Stated task:
Will you transcribe all the entries word for word, skipping the pictures they hold?

......

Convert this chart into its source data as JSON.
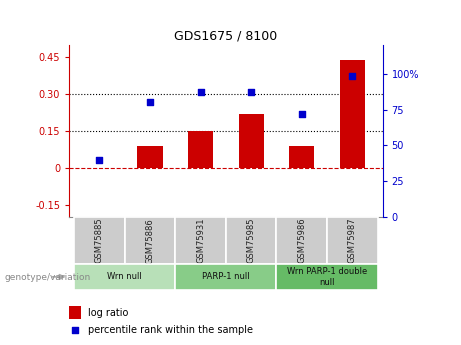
{
  "title": "GDS1675 / 8100",
  "samples": [
    "GSM75885",
    "GSM75886",
    "GSM75931",
    "GSM75985",
    "GSM75986",
    "GSM75987"
  ],
  "log_ratio": [
    0.0,
    0.09,
    0.15,
    0.22,
    0.09,
    0.44
  ],
  "percentile_rank": [
    40,
    80,
    87,
    87,
    72,
    98
  ],
  "bar_color": "#cc0000",
  "dot_color": "#0000cc",
  "groups": [
    {
      "label": "Wrn null",
      "start": 0,
      "end": 2,
      "color": "#b8e0b8"
    },
    {
      "label": "PARP-1 null",
      "start": 2,
      "end": 4,
      "color": "#88cc88"
    },
    {
      "label": "Wrn PARP-1 double\nnull",
      "start": 4,
      "end": 6,
      "color": "#66bb66"
    }
  ],
  "ylim_left": [
    -0.2,
    0.5
  ],
  "ylim_right": [
    0,
    120
  ],
  "yticks_left": [
    -0.15,
    0.0,
    0.15,
    0.3,
    0.45
  ],
  "ytick_labels_left": [
    "-0.15",
    "0",
    "0.15",
    "0.30",
    "0.45"
  ],
  "yticks_right": [
    0,
    25,
    50,
    75,
    100
  ],
  "ytick_labels_right": [
    "0",
    "25",
    "50",
    "75",
    "100%"
  ],
  "hline_vals": [
    0.15,
    0.3
  ],
  "zero_line_val": 0.0,
  "legend_items": [
    {
      "label": "log ratio",
      "color": "#cc0000"
    },
    {
      "label": "percentile rank within the sample",
      "color": "#0000cc"
    }
  ],
  "genotype_label": "genotype/variation",
  "background_color": "#ffffff",
  "plot_bg_color": "#ffffff"
}
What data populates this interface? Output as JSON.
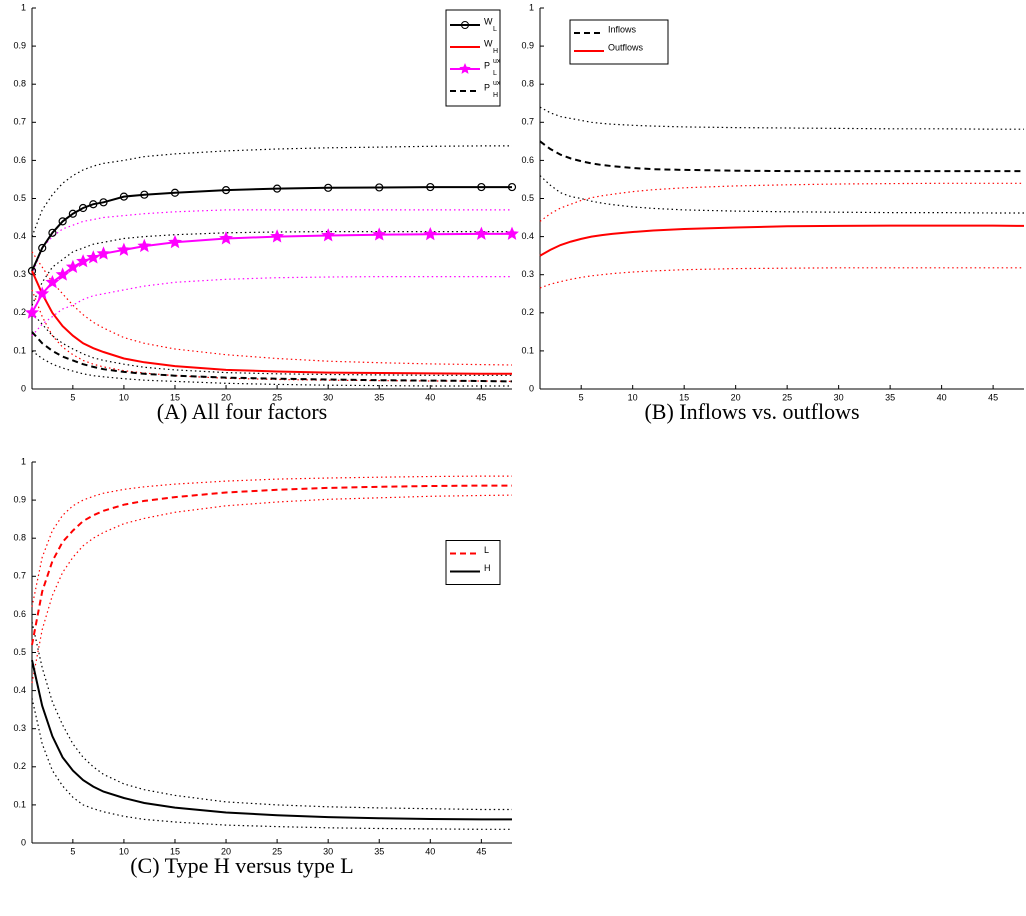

......

Response to the task:
Convert this chart into its source data as JSON.
{
  "title": "GDS1675 / 8100",
  "samples": [
    "GSM75885",
    "GSM75886",
    "GSM75931",
    "GSM75985",
    "GSM75986",
    "GSM75987"
  ],
  "log_ratio": [
    0.0,
    0.09,
    0.15,
    0.22,
    0.09,
    0.44
  ],
  "percentile_rank": [
    40,
    80,
    87,
    87,
    72,
    98
  ],
  "bar_color": "#cc0000",
  "dot_color": "#0000cc",
  "groups": [
    {
      "label": "Wrn null",
      "start": 0,
      "end": 2,
      "color": "#b8e0b8"
    },
    {
      "label": "PARP-1 null",
      "start": 2,
      "end": 4,
      "color": "#88cc88"
    },
    {
      "label": "Wrn PARP-1 double\nnull",
      "start": 4,
      "end": 6,
      "color": "#66bb66"
    }
  ],
  "ylim_left": [
    -0.2,
    0.5
  ],
  "ylim_right": [
    0,
    120
  ],
  "yticks_left": [
    -0.15,
    0.0,
    0.15,
    0.3,
    0.45
  ],
  "ytick_labels_left": [
    "-0.15",
    "0",
    "0.15",
    "0.30",
    "0.45"
  ],
  "yticks_right": [
    0,
    25,
    50,
    75,
    100
  ],
  "ytick_labels_right": [
    "0",
    "25",
    "50",
    "75",
    "100%"
  ],
  "hline_vals": [
    0.15,
    0.3
  ],
  "zero_line_val": 0.0,
  "legend_items": [
    {
      "label": "log ratio",
      "color": "#cc0000"
    },
    {
      "label": "percentile rank within the sample",
      "color": "#0000cc"
    }
  ],
  "genotype_label": "genotype/variation",
  "background_color": "#ffffff",
  "plot_bg_color": "#ffffff"
}
What data populates this interface? Output as JSON.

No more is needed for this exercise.